[Begin Data lines]

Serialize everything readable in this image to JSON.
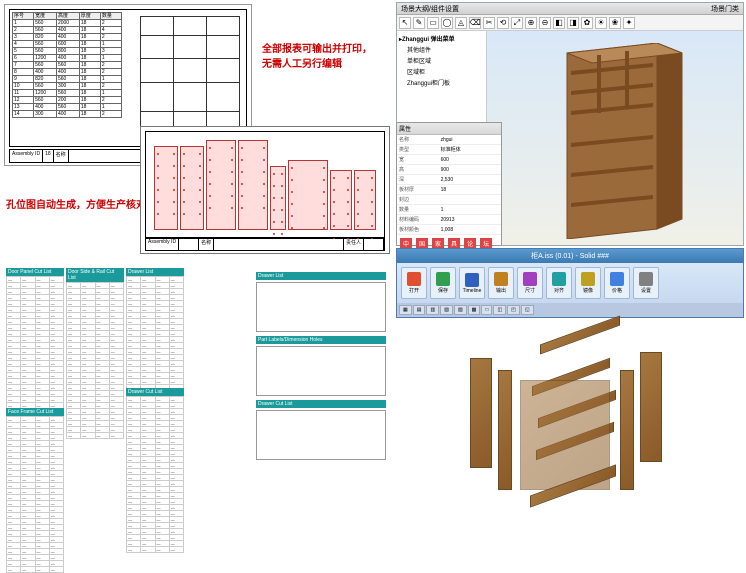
{
  "annotations": {
    "red1_line1": "全部报表可输出并打印，",
    "red1_line2": "无需人工另行编辑",
    "red2": "孔位图自动生成，方便生产核对"
  },
  "cad1": {
    "title_label": "Assembly ID",
    "title_val": "18",
    "name_label": "名称",
    "cols": [
      "序号",
      "宽度",
      "高度",
      "厚度",
      "数量"
    ],
    "rows": [
      [
        "1",
        "560",
        "2000",
        "18",
        "2"
      ],
      [
        "2",
        "560",
        "400",
        "18",
        "4"
      ],
      [
        "3",
        "820",
        "400",
        "18",
        "2"
      ],
      [
        "4",
        "560",
        "600",
        "18",
        "1"
      ],
      [
        "5",
        "560",
        "800",
        "18",
        "3"
      ],
      [
        "6",
        "1200",
        "400",
        "18",
        "1"
      ],
      [
        "7",
        "560",
        "560",
        "18",
        "2"
      ],
      [
        "8",
        "400",
        "400",
        "18",
        "2"
      ],
      [
        "9",
        "820",
        "560",
        "18",
        "1"
      ],
      [
        "10",
        "560",
        "300",
        "18",
        "2"
      ],
      [
        "11",
        "1200",
        "560",
        "18",
        "1"
      ],
      [
        "12",
        "560",
        "200",
        "18",
        "2"
      ],
      [
        "13",
        "400",
        "560",
        "18",
        "1"
      ],
      [
        "14",
        "300",
        "400",
        "18",
        "2"
      ]
    ],
    "cabinet": {
      "vlines": [
        33,
        66
      ],
      "hlines": [
        15,
        35,
        55,
        80
      ]
    }
  },
  "cad2": {
    "title_label": "Assembly ID",
    "name_label": "名称",
    "maker": "责任人",
    "panels": [
      {
        "w": 24,
        "h": 84
      },
      {
        "w": 24,
        "h": 84
      },
      {
        "w": 30,
        "h": 90
      },
      {
        "w": 30,
        "h": 90
      },
      {
        "w": 16,
        "h": 64
      },
      {
        "w": 40,
        "h": 70
      },
      {
        "w": 22,
        "h": 60
      },
      {
        "w": 22,
        "h": 60
      }
    ]
  },
  "cutlists": {
    "headers": [
      "Door Panel Cut List",
      "Door Side & Rail Cut List",
      "Drawer List",
      "Drawer Cut List",
      "Face Frame Cut List",
      "Part Labels/Dimension Holes"
    ],
    "generic_row": [
      "—",
      "—",
      "—",
      "—"
    ]
  },
  "sketchup": {
    "title_left": "场景大纲/组件设置",
    "title_right": "场景门类",
    "tools": [
      "↖",
      "✎",
      "▭",
      "◯",
      "◬",
      "⌫",
      "✂",
      "⟲",
      "⤢",
      "⊕",
      "⊖",
      "◧",
      "◨",
      "✿",
      "☀",
      "❀",
      "✦"
    ],
    "tree": {
      "root": "▸Zhanggui 弹出菜单",
      "children": [
        "其他组件",
        "单柜区域",
        "区域柜",
        "Zhanggui柜门板"
      ]
    },
    "props": {
      "title": "属性",
      "rows": [
        [
          "名称",
          "zhgui"
        ],
        [
          "类型",
          "标准柜体"
        ],
        [
          "宽",
          "600"
        ],
        [
          "高",
          "900"
        ],
        [
          "深",
          "2,530"
        ],
        [
          "板材厚",
          "18"
        ],
        [
          "封边",
          ""
        ],
        [
          "数量",
          "1"
        ],
        [
          "材料编码",
          "20913"
        ],
        [
          "板材颜色",
          "1,008"
        ]
      ],
      "cn_tags": [
        "中",
        "国",
        "家",
        "具",
        "论",
        "坛"
      ]
    },
    "cabinet_color": "#9a6a3a",
    "cabinet_dark": "#7a4a20"
  },
  "solidworks": {
    "title": "柜A.iss (0.01) - Solid ###",
    "buttons": [
      "打开",
      "保存",
      "Timeline",
      "输出",
      "尺寸",
      "对齐",
      "镜像",
      "价格",
      "设置"
    ],
    "tabs": [
      "▦",
      "▤",
      "▥",
      "▧",
      "▨",
      "▩",
      "□",
      "◫",
      "◰",
      "◱"
    ]
  },
  "exploded": {
    "color": "#9a6a3a",
    "panels": [
      {
        "l": 100,
        "t": 0,
        "w": 80,
        "h": 10,
        "skew": "-20deg"
      },
      {
        "l": 30,
        "t": 28,
        "w": 22,
        "h": 110,
        "skew": "0"
      },
      {
        "l": 200,
        "t": 22,
        "w": 22,
        "h": 110,
        "skew": "0"
      },
      {
        "l": 92,
        "t": 42,
        "w": 78,
        "h": 10,
        "skew": "-20deg"
      },
      {
        "l": 98,
        "t": 74,
        "w": 78,
        "h": 10,
        "skew": "-20deg"
      },
      {
        "l": 96,
        "t": 106,
        "w": 78,
        "h": 10,
        "skew": "-20deg"
      },
      {
        "l": 80,
        "t": 50,
        "w": 90,
        "h": 110,
        "skew": "0",
        "op": "0.55"
      },
      {
        "l": 90,
        "t": 150,
        "w": 86,
        "h": 12,
        "skew": "-20deg"
      },
      {
        "l": 58,
        "t": 40,
        "w": 14,
        "h": 120,
        "skew": "0"
      },
      {
        "l": 180,
        "t": 40,
        "w": 14,
        "h": 120,
        "skew": "0"
      }
    ]
  }
}
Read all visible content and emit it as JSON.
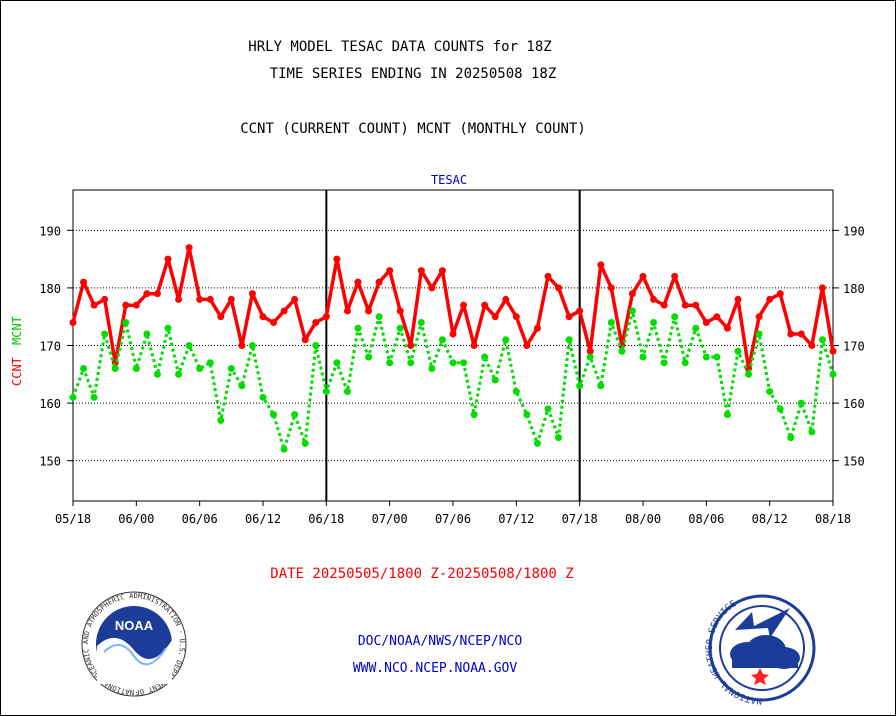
{
  "header": {
    "title_line1": "HRLY MODEL TESAC DATA COUNTS for 18Z",
    "title_line2": "TIME SERIES ENDING IN 20250508 18Z",
    "legend_line": "CCNT (CURRENT COUNT) MCNT (MONTHLY COUNT)"
  },
  "footer": {
    "date_range": "DATE 20250505/1800 Z-20250508/1800 Z",
    "org_line": "DOC/NOAA/NWS/NCEP/NCO",
    "url_line": "WWW.NCO.NCEP.NOAA.GOV",
    "noaa_logo_text": "NOAA",
    "noaa_ring_text": "NATIONAL OCEANIC AND ATMOSPHERIC ADMINISTRATION · U.S. DEPARTMENT OF COMMERCE",
    "nws_ring_text": "NATIONAL WEATHER SERVICE"
  },
  "colors": {
    "ccnt": "#ff0000",
    "mcnt": "#00dd00",
    "title": "#000000",
    "subtitle": "#0000cc",
    "date": "#ff0000"
  },
  "chart_data": {
    "type": "line",
    "title": "TESAC",
    "ylabel_ccnt": "CCNT",
    "ylabel_mcnt": "MCNT",
    "ylim": [
      143,
      197
    ],
    "yticks": [
      150,
      160,
      170,
      180,
      190
    ],
    "grid": true,
    "x_tick_labels": [
      "05/18",
      "06/00",
      "06/06",
      "06/12",
      "06/18",
      "07/00",
      "07/06",
      "07/12",
      "07/18",
      "08/00",
      "08/06",
      "08/12",
      "08/18"
    ],
    "x_range_hours": [
      0,
      72
    ],
    "day_dividers_hours": [
      24,
      48
    ],
    "series": [
      {
        "name": "CCNT",
        "style": "solid",
        "values": [
          174,
          181,
          177,
          178,
          167,
          177,
          177,
          179,
          179,
          185,
          178,
          187,
          178,
          178,
          175,
          178,
          170,
          179,
          175,
          174,
          176,
          178,
          171,
          174,
          175,
          185,
          176,
          181,
          176,
          181,
          183,
          176,
          170,
          183,
          180,
          183,
          172,
          177,
          170,
          177,
          175,
          178,
          175,
          170,
          173,
          182,
          180,
          175,
          176,
          169,
          184,
          180,
          170,
          179,
          182,
          178,
          177,
          182,
          177,
          177,
          174,
          175,
          173,
          178,
          166,
          175,
          178,
          179,
          172,
          172,
          170,
          180,
          169
        ]
      },
      {
        "name": "MCNT",
        "style": "dotted",
        "values": [
          161,
          166,
          161,
          172,
          166,
          174,
          166,
          172,
          165,
          173,
          165,
          170,
          166,
          167,
          157,
          166,
          163,
          170,
          161,
          158,
          152,
          158,
          153,
          170,
          162,
          167,
          162,
          173,
          168,
          175,
          167,
          173,
          167,
          174,
          166,
          171,
          167,
          167,
          158,
          168,
          164,
          171,
          162,
          158,
          153,
          159,
          154,
          171,
          163,
          168,
          163,
          174,
          169,
          176,
          168,
          174,
          167,
          175,
          167,
          173,
          168,
          168,
          158,
          169,
          165,
          172,
          162,
          159,
          154,
          160,
          155,
          171,
          165
        ]
      }
    ]
  }
}
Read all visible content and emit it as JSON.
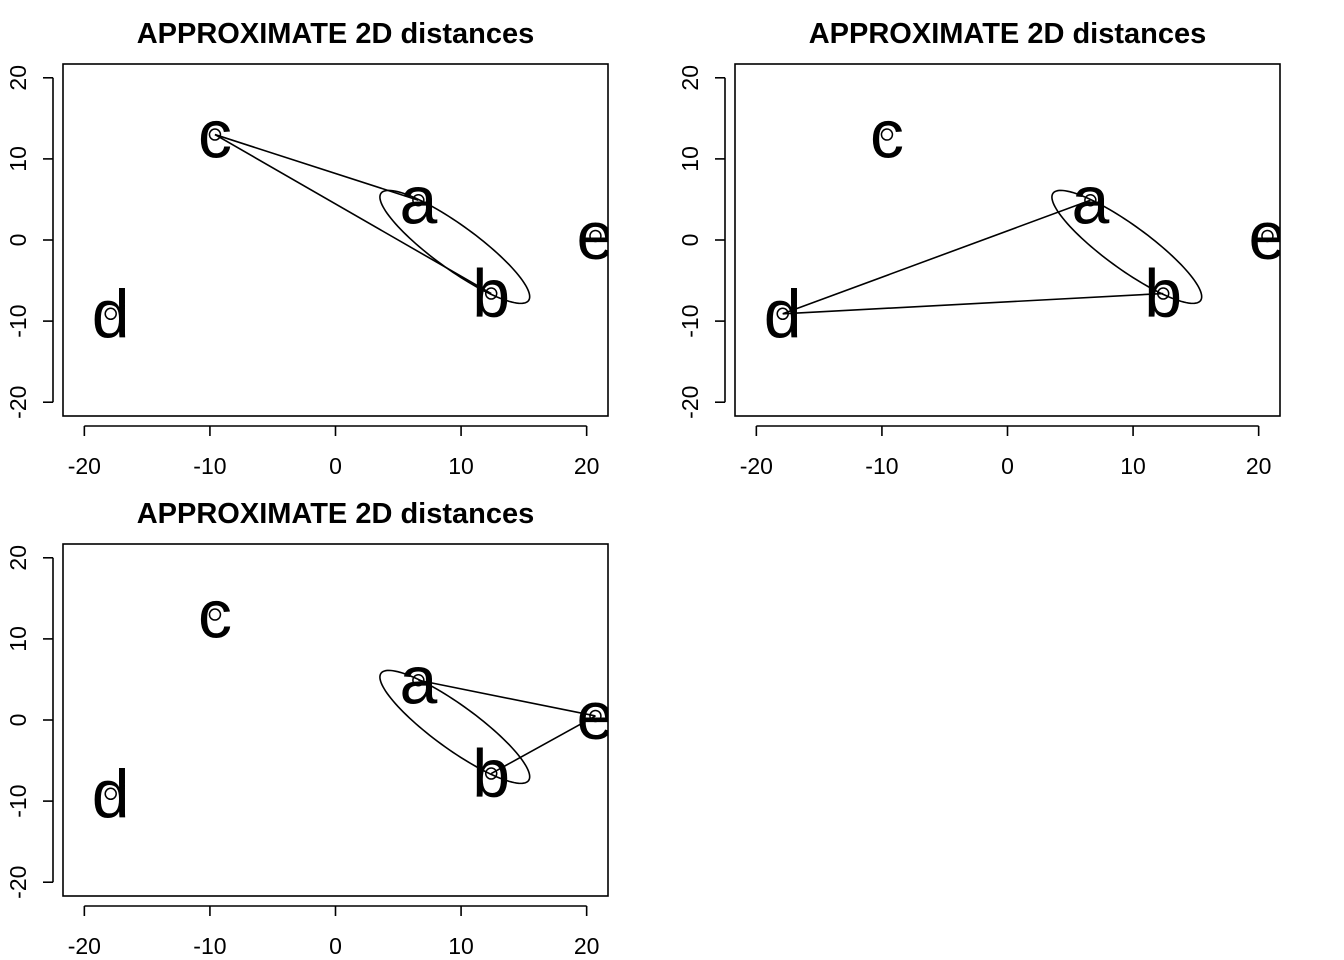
{
  "chart_data": [
    {
      "type": "scatter",
      "title": "APPROXIMATE 2D distances",
      "xlim": [
        -21.7,
        21.7
      ],
      "ylim": [
        -21.7,
        21.7
      ],
      "xticks": [
        "-20",
        "-10",
        "0",
        "10",
        "20"
      ],
      "yticks": [
        "-20",
        "-10",
        "0",
        "10",
        "20"
      ],
      "grid": false,
      "points": [
        {
          "label": "a",
          "x": 6.6,
          "y": 4.9
        },
        {
          "label": "b",
          "x": 12.4,
          "y": -6.6
        },
        {
          "label": "c",
          "x": -9.6,
          "y": 13.0
        },
        {
          "label": "d",
          "x": -17.9,
          "y": -9.1
        },
        {
          "label": "e",
          "x": 20.7,
          "y": 0.5
        }
      ],
      "ellipse": {
        "cx": 9.5,
        "cy": -0.85,
        "major_half": 8.9,
        "minor_half": 2.2,
        "angle_deg": -50
      },
      "connections": [
        [
          "c",
          "a"
        ],
        [
          "c",
          "b"
        ]
      ]
    },
    {
      "type": "scatter",
      "title": "APPROXIMATE 2D distances",
      "xlim": [
        -21.7,
        21.7
      ],
      "ylim": [
        -21.7,
        21.7
      ],
      "xticks": [
        "-20",
        "-10",
        "0",
        "10",
        "20"
      ],
      "yticks": [
        "-20",
        "-10",
        "0",
        "10",
        "20"
      ],
      "grid": false,
      "points": [
        {
          "label": "a",
          "x": 6.6,
          "y": 4.9
        },
        {
          "label": "b",
          "x": 12.4,
          "y": -6.6
        },
        {
          "label": "c",
          "x": -9.6,
          "y": 13.0
        },
        {
          "label": "d",
          "x": -17.9,
          "y": -9.1
        },
        {
          "label": "e",
          "x": 20.7,
          "y": 0.5
        }
      ],
      "ellipse": {
        "cx": 9.5,
        "cy": -0.85,
        "major_half": 8.9,
        "minor_half": 2.2,
        "angle_deg": -50
      },
      "connections": [
        [
          "d",
          "a"
        ],
        [
          "d",
          "b"
        ]
      ]
    },
    {
      "type": "scatter",
      "title": "APPROXIMATE 2D distances",
      "xlim": [
        -21.7,
        21.7
      ],
      "ylim": [
        -21.7,
        21.7
      ],
      "xticks": [
        "-20",
        "-10",
        "0",
        "10",
        "20"
      ],
      "yticks": [
        "-20",
        "-10",
        "0",
        "10",
        "20"
      ],
      "grid": false,
      "points": [
        {
          "label": "a",
          "x": 6.6,
          "y": 4.9
        },
        {
          "label": "b",
          "x": 12.4,
          "y": -6.6
        },
        {
          "label": "c",
          "x": -9.6,
          "y": 13.0
        },
        {
          "label": "d",
          "x": -17.9,
          "y": -9.1
        },
        {
          "label": "e",
          "x": 20.7,
          "y": 0.5
        }
      ],
      "ellipse": {
        "cx": 9.5,
        "cy": -0.85,
        "major_half": 8.9,
        "minor_half": 2.2,
        "angle_deg": -50
      },
      "connections": [
        [
          "e",
          "a"
        ],
        [
          "e",
          "b"
        ]
      ]
    }
  ]
}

[End Data lines]

Given exercise: Go through the entries above and copy every line containing "NATIONAL".

Written response:
    "noaa_ring_text": "NATIONAL OCEANIC AND ATMOSPHERIC ADMINISTRATION · U.S. DEPARTMENT OF COMMERCE",
    "nws_ring_text": "NATIONAL WEATHER SERVICE"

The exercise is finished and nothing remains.